*Exercise instructions:* Find the word "Alkali" in the records below. List each line containing it.

* Begin Data for this exercise *

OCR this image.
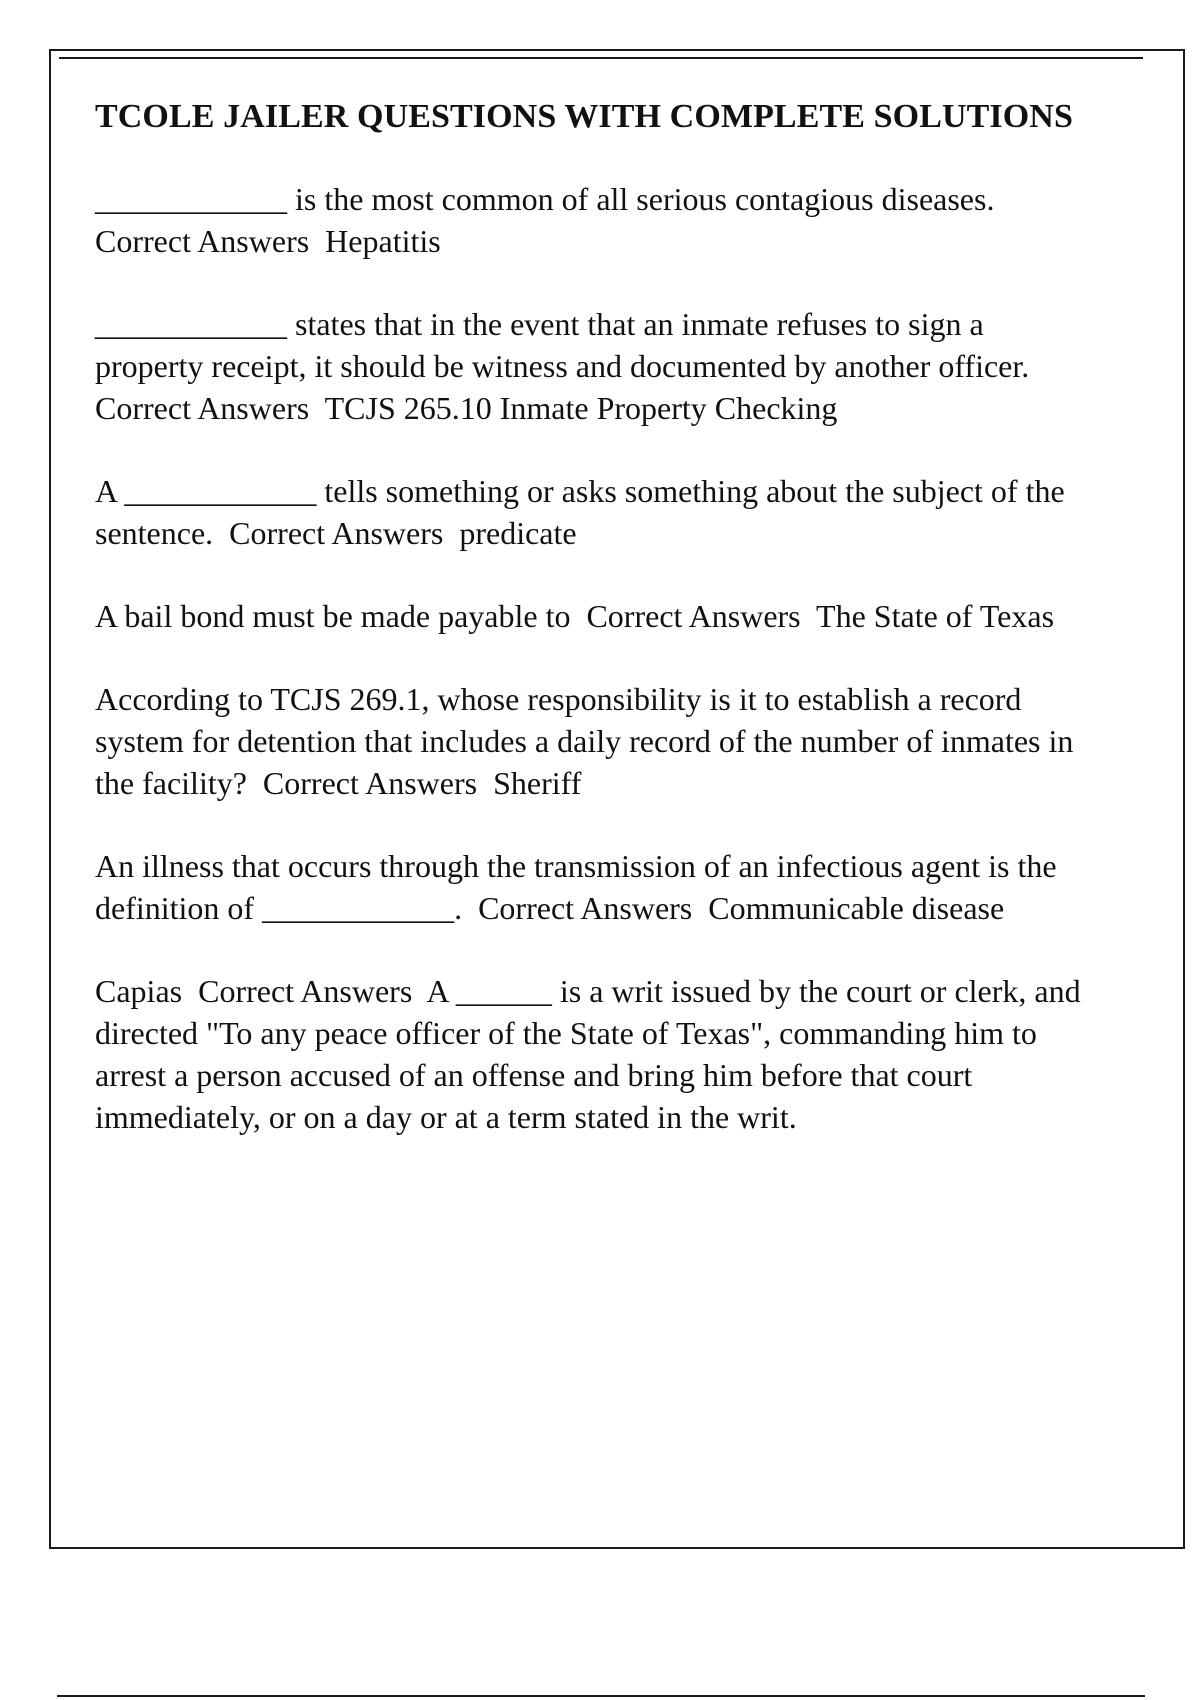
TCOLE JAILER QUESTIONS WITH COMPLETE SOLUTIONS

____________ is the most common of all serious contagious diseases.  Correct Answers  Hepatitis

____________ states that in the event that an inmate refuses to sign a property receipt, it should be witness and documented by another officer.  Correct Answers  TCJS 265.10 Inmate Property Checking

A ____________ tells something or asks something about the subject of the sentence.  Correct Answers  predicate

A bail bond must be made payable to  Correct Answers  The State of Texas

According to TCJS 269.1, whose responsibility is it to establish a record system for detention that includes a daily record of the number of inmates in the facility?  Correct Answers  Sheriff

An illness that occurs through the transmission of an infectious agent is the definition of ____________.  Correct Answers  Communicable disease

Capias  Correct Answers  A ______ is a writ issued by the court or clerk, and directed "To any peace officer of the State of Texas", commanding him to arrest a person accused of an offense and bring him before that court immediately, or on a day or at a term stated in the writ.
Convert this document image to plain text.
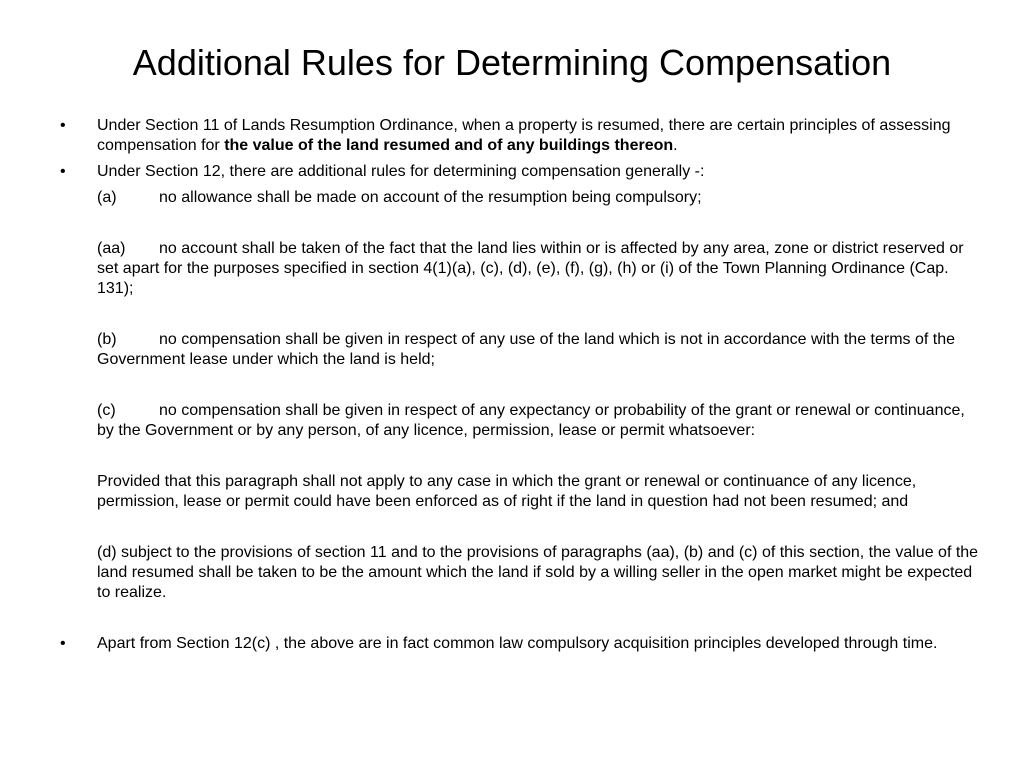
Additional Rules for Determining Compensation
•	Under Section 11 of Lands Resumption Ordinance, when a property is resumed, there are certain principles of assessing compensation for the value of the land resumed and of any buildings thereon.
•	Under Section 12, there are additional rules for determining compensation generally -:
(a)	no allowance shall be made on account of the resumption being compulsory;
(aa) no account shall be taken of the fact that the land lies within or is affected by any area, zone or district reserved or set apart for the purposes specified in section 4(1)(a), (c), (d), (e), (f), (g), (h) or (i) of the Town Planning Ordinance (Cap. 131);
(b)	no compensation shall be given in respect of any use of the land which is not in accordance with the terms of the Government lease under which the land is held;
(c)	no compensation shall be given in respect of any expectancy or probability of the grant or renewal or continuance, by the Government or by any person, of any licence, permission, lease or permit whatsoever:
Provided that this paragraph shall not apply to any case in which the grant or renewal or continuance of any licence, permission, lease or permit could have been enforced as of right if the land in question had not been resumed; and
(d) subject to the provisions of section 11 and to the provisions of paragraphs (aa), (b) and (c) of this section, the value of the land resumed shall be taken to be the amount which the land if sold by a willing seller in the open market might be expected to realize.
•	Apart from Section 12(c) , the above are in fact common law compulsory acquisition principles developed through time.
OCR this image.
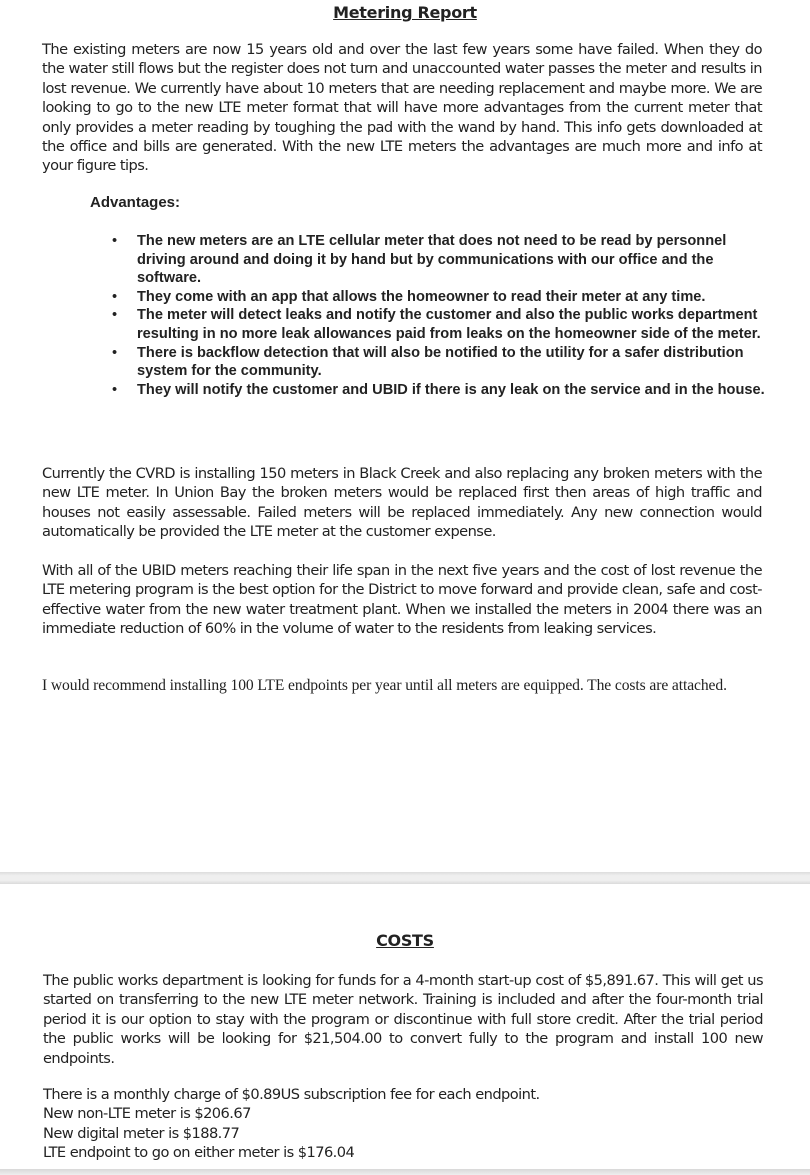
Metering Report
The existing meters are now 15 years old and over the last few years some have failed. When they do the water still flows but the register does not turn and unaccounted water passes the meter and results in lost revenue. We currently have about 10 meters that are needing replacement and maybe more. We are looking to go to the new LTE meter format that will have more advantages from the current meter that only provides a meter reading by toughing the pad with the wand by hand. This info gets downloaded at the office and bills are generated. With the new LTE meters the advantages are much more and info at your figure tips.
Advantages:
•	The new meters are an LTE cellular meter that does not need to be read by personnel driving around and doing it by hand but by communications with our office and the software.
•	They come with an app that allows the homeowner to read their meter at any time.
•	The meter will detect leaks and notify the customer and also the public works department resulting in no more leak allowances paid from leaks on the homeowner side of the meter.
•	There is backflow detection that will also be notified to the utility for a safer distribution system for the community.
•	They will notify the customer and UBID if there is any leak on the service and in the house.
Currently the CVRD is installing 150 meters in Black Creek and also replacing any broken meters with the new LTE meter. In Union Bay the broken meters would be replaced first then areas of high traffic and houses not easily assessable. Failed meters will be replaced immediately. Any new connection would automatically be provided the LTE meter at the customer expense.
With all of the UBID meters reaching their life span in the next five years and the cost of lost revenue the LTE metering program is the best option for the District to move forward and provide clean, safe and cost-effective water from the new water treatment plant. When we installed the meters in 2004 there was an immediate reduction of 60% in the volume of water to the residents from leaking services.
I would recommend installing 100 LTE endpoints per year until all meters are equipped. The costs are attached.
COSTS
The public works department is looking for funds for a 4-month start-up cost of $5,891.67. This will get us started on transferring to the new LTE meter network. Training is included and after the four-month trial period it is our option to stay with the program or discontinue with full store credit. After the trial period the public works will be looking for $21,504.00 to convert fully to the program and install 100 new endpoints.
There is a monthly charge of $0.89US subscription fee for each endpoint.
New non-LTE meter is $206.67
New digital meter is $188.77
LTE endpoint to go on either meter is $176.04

* End Data for this exercise *
* Begin Data for this exercise *

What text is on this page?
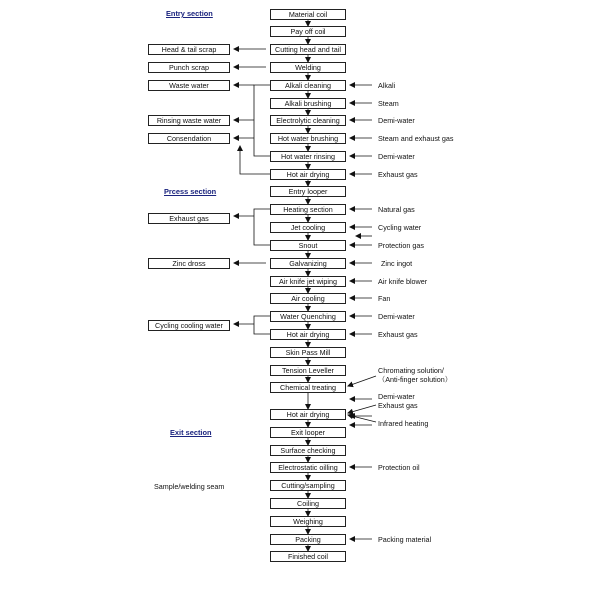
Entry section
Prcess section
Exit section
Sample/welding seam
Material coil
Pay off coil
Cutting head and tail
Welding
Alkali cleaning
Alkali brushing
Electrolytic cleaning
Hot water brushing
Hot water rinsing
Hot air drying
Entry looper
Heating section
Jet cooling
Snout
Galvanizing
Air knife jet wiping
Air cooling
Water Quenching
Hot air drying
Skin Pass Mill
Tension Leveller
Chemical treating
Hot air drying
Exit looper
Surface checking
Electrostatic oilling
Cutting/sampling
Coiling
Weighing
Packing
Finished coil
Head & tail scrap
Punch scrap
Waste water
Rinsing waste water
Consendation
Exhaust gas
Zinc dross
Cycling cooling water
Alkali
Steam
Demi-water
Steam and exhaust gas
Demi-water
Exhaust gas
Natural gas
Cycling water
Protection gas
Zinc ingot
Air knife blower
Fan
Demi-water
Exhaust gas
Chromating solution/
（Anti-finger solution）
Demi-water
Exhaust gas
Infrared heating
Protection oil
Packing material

* End Data for this exercise *

*Result:*
Alkali cleaning
Alkali brushing
Alkali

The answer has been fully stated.